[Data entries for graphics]
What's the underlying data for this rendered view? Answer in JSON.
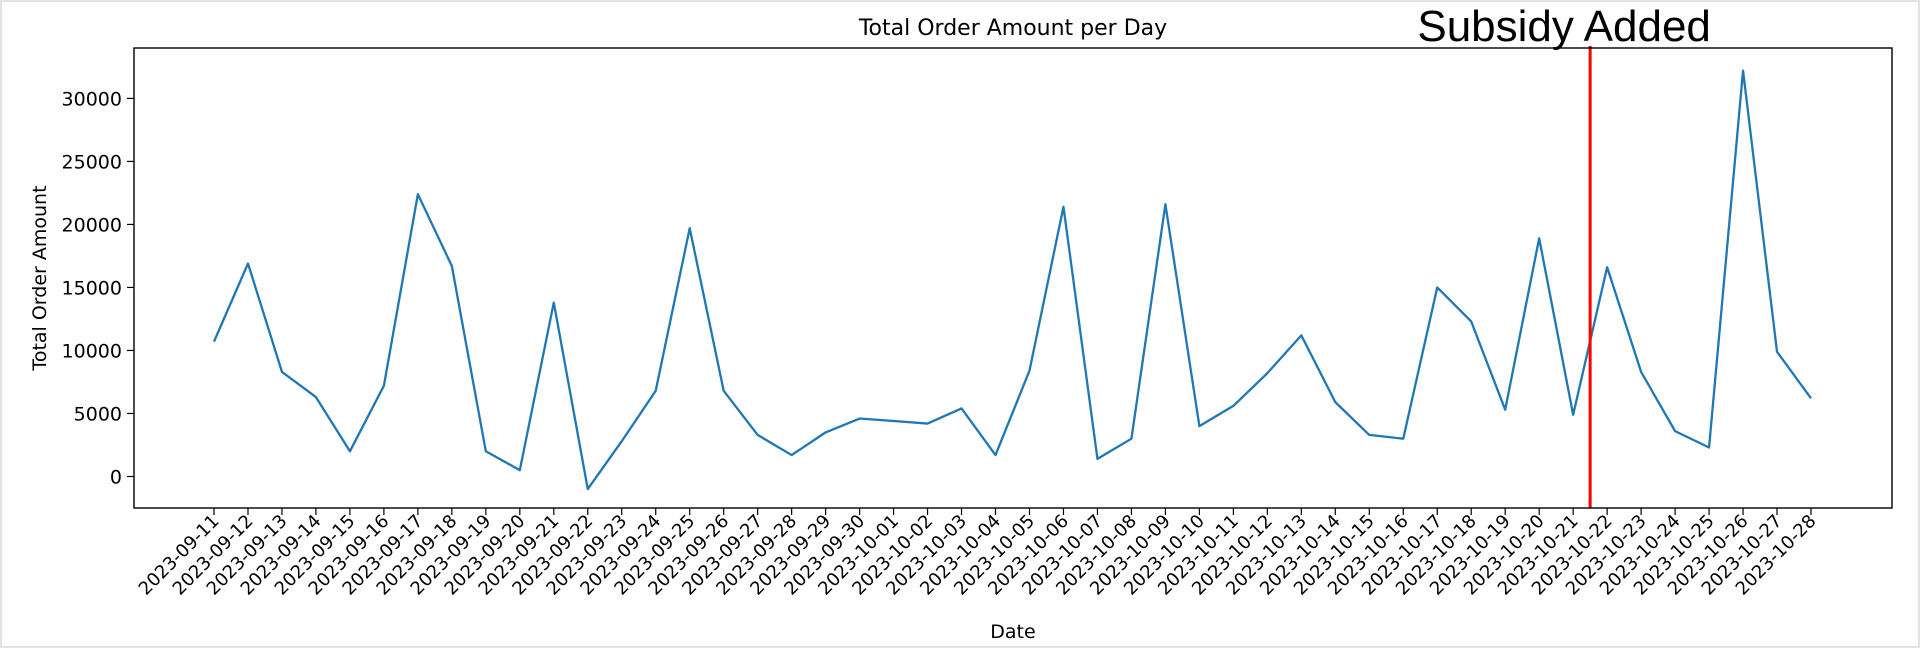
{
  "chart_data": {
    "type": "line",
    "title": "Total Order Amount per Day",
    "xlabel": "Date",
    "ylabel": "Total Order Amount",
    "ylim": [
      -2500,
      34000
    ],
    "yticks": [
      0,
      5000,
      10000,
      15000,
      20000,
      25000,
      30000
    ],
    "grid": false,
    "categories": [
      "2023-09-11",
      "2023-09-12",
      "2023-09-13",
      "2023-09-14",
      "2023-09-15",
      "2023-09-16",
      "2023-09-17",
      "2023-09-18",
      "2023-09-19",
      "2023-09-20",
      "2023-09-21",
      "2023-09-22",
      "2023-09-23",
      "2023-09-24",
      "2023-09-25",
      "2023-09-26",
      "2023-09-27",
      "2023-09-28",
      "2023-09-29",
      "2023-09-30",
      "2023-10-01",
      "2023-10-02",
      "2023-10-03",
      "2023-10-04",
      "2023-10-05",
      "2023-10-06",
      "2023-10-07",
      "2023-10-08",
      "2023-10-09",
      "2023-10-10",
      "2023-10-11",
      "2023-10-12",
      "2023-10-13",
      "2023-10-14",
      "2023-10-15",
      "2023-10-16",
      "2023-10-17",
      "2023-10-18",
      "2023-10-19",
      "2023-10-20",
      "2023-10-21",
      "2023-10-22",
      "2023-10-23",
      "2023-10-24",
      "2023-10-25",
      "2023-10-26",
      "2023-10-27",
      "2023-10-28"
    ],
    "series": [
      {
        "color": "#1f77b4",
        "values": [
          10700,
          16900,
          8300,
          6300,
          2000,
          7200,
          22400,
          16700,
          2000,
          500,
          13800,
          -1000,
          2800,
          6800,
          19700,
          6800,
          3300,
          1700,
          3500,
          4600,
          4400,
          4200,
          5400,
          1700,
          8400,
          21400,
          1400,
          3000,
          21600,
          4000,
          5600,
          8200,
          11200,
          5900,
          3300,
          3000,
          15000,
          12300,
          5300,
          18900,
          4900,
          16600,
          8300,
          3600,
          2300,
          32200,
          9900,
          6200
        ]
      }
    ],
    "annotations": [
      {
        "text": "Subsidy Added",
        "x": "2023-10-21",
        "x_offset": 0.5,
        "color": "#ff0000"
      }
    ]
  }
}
* * *
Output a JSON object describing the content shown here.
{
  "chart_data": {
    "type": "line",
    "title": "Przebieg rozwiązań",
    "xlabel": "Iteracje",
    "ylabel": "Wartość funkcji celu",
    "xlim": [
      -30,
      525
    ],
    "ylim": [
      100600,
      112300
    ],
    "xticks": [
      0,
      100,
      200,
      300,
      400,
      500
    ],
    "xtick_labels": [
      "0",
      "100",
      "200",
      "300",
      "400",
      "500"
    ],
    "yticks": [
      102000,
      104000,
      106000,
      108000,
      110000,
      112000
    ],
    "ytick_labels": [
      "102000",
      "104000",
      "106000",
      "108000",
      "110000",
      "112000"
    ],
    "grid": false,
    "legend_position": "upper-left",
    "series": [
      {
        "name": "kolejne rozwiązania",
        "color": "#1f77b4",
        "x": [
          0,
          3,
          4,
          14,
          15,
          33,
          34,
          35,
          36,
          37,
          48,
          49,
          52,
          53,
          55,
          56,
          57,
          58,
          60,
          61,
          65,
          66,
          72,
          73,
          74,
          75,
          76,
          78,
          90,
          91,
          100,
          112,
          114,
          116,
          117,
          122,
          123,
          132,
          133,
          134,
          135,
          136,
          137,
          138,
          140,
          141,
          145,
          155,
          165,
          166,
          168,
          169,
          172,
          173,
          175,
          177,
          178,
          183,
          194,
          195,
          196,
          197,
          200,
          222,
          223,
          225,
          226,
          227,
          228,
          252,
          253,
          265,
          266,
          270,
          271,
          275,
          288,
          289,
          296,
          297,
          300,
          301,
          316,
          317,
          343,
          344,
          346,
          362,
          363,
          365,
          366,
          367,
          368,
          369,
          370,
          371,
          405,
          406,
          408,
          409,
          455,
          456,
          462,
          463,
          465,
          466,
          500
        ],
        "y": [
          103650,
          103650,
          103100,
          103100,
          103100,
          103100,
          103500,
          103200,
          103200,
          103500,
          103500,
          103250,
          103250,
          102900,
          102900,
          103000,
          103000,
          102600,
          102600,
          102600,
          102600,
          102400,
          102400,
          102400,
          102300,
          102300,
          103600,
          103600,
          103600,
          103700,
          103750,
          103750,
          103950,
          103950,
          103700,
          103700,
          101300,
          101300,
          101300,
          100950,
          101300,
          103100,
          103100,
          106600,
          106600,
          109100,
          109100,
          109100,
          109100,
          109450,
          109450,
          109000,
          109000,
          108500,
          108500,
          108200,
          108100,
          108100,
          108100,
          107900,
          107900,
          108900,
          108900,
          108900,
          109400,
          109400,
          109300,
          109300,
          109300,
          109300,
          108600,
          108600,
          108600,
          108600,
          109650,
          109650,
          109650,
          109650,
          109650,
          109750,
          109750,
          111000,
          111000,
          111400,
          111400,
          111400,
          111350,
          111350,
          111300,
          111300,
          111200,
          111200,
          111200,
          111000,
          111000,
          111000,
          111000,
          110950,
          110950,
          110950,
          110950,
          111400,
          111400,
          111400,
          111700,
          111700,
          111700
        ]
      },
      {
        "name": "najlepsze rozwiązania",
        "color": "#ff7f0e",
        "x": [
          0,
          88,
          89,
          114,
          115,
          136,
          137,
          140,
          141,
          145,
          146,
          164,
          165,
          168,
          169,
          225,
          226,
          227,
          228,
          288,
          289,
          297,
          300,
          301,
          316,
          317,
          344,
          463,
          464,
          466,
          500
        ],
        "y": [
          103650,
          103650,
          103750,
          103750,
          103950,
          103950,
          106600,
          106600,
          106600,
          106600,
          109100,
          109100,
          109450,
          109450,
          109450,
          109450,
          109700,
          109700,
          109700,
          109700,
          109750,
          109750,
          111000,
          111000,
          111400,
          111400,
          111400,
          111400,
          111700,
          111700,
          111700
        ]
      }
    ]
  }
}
...
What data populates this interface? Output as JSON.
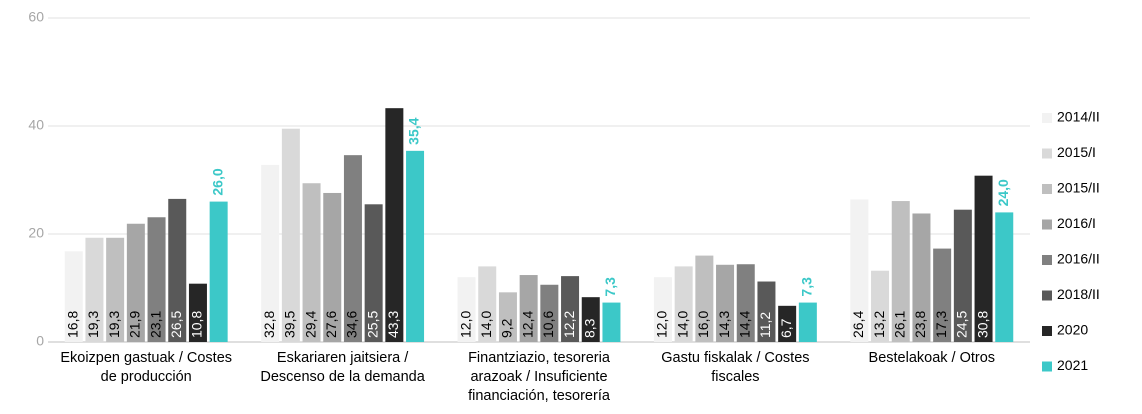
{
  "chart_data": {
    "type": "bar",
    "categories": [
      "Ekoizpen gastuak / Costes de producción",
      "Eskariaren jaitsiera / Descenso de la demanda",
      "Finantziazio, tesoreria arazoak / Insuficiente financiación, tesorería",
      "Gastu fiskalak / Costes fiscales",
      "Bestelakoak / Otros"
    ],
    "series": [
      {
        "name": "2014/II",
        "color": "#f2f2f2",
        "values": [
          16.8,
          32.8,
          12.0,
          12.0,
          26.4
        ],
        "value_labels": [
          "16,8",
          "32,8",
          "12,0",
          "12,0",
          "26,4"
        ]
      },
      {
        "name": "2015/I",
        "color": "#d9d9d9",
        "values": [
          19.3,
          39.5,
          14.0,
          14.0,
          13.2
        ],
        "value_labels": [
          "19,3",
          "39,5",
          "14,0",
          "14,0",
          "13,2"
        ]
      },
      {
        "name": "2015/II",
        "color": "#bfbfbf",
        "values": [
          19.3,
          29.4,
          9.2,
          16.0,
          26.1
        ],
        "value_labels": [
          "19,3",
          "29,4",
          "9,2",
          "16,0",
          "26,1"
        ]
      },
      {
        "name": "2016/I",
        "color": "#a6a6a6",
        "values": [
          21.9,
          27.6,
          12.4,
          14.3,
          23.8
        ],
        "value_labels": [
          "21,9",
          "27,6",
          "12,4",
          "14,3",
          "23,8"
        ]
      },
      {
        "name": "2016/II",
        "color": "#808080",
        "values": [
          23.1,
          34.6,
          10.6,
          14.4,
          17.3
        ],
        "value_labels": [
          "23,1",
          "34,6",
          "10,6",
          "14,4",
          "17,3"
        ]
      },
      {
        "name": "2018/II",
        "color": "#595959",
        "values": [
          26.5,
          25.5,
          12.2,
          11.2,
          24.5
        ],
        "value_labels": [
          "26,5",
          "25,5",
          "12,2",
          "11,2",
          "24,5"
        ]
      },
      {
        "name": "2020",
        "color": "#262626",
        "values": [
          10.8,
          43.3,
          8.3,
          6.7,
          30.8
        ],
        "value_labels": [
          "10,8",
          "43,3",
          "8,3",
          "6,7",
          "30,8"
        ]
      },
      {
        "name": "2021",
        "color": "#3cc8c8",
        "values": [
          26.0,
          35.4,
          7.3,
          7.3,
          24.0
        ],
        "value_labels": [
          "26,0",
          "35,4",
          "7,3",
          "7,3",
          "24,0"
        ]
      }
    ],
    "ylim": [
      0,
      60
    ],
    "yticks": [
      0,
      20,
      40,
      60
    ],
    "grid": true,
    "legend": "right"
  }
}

* **GIVEN REQUEST**
Copy out every line with the word "name".

* **REPLY**
        "name": "kolejne rozwiązania",
        "name": "najlepsze rozwiązania",
        "name": "2014/II",
        "name": "2015/I",
        "name": "2015/II",
        "name": "2016/I",
        "name": "2016/II",
        "name": "2018/II",
        "name": "2020",
        "name": "2021",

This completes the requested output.